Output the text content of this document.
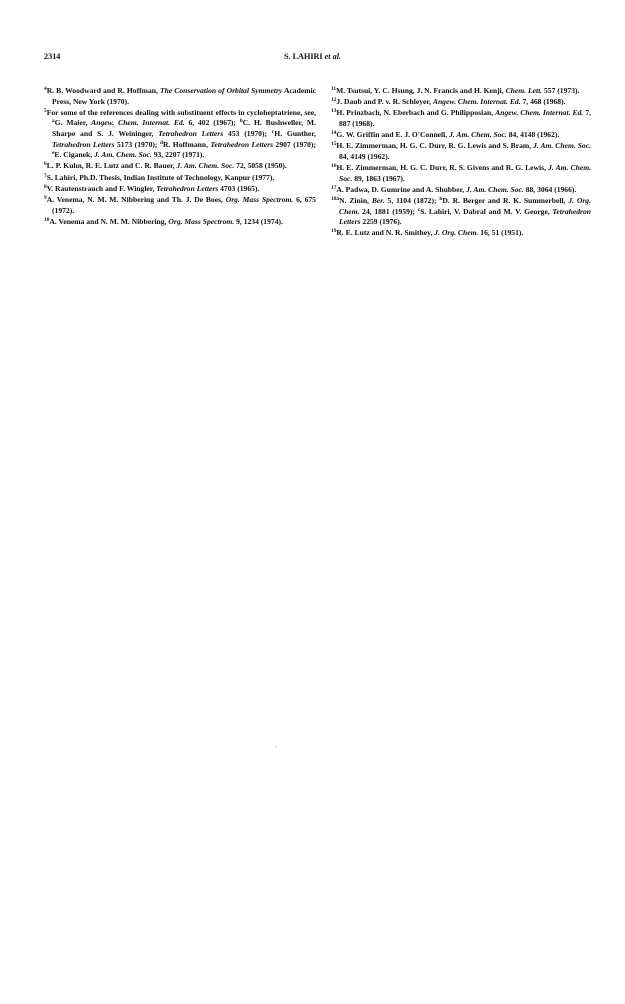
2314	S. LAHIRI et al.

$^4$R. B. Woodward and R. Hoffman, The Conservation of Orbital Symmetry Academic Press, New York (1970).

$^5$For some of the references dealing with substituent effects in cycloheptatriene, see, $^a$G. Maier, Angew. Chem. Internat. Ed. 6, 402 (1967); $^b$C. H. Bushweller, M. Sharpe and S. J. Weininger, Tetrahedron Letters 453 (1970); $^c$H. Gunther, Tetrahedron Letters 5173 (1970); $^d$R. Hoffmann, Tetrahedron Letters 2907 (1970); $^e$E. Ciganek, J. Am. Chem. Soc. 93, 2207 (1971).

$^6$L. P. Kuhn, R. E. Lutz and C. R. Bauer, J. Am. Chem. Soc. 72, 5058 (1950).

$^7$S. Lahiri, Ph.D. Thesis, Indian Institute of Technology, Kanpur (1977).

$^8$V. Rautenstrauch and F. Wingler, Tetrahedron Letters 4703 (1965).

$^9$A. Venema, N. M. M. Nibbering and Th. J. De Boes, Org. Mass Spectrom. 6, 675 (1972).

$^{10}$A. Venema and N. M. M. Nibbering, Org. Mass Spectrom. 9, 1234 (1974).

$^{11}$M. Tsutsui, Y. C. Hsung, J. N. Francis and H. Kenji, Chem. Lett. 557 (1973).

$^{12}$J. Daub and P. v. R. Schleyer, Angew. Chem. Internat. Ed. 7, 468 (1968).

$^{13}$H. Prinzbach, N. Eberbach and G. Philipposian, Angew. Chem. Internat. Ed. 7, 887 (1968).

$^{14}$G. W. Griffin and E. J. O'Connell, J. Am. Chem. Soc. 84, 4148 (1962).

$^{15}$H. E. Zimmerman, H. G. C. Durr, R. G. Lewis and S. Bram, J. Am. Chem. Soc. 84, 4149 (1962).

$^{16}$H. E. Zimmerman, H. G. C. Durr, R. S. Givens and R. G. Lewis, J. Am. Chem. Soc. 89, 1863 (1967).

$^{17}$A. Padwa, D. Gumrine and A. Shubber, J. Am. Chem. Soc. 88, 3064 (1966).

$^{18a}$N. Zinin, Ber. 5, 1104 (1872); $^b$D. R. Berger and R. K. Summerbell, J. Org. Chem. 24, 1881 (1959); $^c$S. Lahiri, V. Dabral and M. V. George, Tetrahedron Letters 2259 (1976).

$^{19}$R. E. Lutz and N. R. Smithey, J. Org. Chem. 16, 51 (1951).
------------------------------------------------
Print each of the records above exactly as written, leaving no picture in the copy.

Output the text content of this document.
2314	S. LAHIRI et al.

$^4$R. B. Woodward and R. Hoffman, The Conservation of Orbital Symmetry Academic Press, New York (1970).

$^5$For some of the references dealing with substituent effects in cycloheptatriene, see, $^a$G. Maier, Angew. Chem. Internat. Ed. 6, 402 (1967); $^b$C. H. Bushweller, M. Sharpe and S. J. Weininger, Tetrahedron Letters 453 (1970); $^c$H. Gunther, Tetrahedron Letters 5173 (1970); $^d$R. Hoffmann, Tetrahedron Letters 2907 (1970); $^e$E. Ciganek, J. Am. Chem. Soc. 93, 2207 (1971).

$^6$L. P. Kuhn, R. E. Lutz and C. R. Bauer, J. Am. Chem. Soc. 72, 5058 (1950).

$^7$S. Lahiri, Ph.D. Thesis, Indian Institute of Technology, Kanpur (1977).

$^8$V. Rautenstrauch and F. Wingler, Tetrahedron Letters 4703 (1965).

$^9$A. Venema, N. M. M. Nibbering and Th. J. De Boes, Org. Mass Spectrom. 6, 675 (1972).

$^{10}$A. Venema and N. M. M. Nibbering, Org. Mass Spectrom. 9, 1234 (1974).

$^{11}$M. Tsutsui, Y. C. Hsung, J. N. Francis and H. Kenji, Chem. Lett. 557 (1973).

$^{12}$J. Daub and P. v. R. Schleyer, Angew. Chem. Internat. Ed. 7, 468 (1968).

$^{13}$H. Prinzbach, N. Eberbach and G. Philipposian, Angew. Chem. Internat. Ed. 7, 887 (1968).

$^{14}$G. W. Griffin and E. J. O'Connell, J. Am. Chem. Soc. 84, 4148 (1962).

$^{15}$H. E. Zimmerman, H. G. C. Durr, R. G. Lewis and S. Bram, J. Am. Chem. Soc. 84, 4149 (1962).

$^{16}$H. E. Zimmerman, H. G. C. Durr, R. S. Givens and R. G. Lewis, J. Am. Chem. Soc. 89, 1863 (1967).

$^{17}$A. Padwa, D. Gumrine and A. Shubber, J. Am. Chem. Soc. 88, 3064 (1966).

$^{18a}$N. Zinin, Ber. 5, 1104 (1872); $^b$D. R. Berger and R. K. Summerbell, J. Org. Chem. 24, 1881 (1959); $^c$S. Lahiri, V. Dabral and M. V. George, Tetrahedron Letters 2259 (1976).

$^{19}$R. E. Lutz and N. R. Smithey, J. Org. Chem. 16, 51 (1951).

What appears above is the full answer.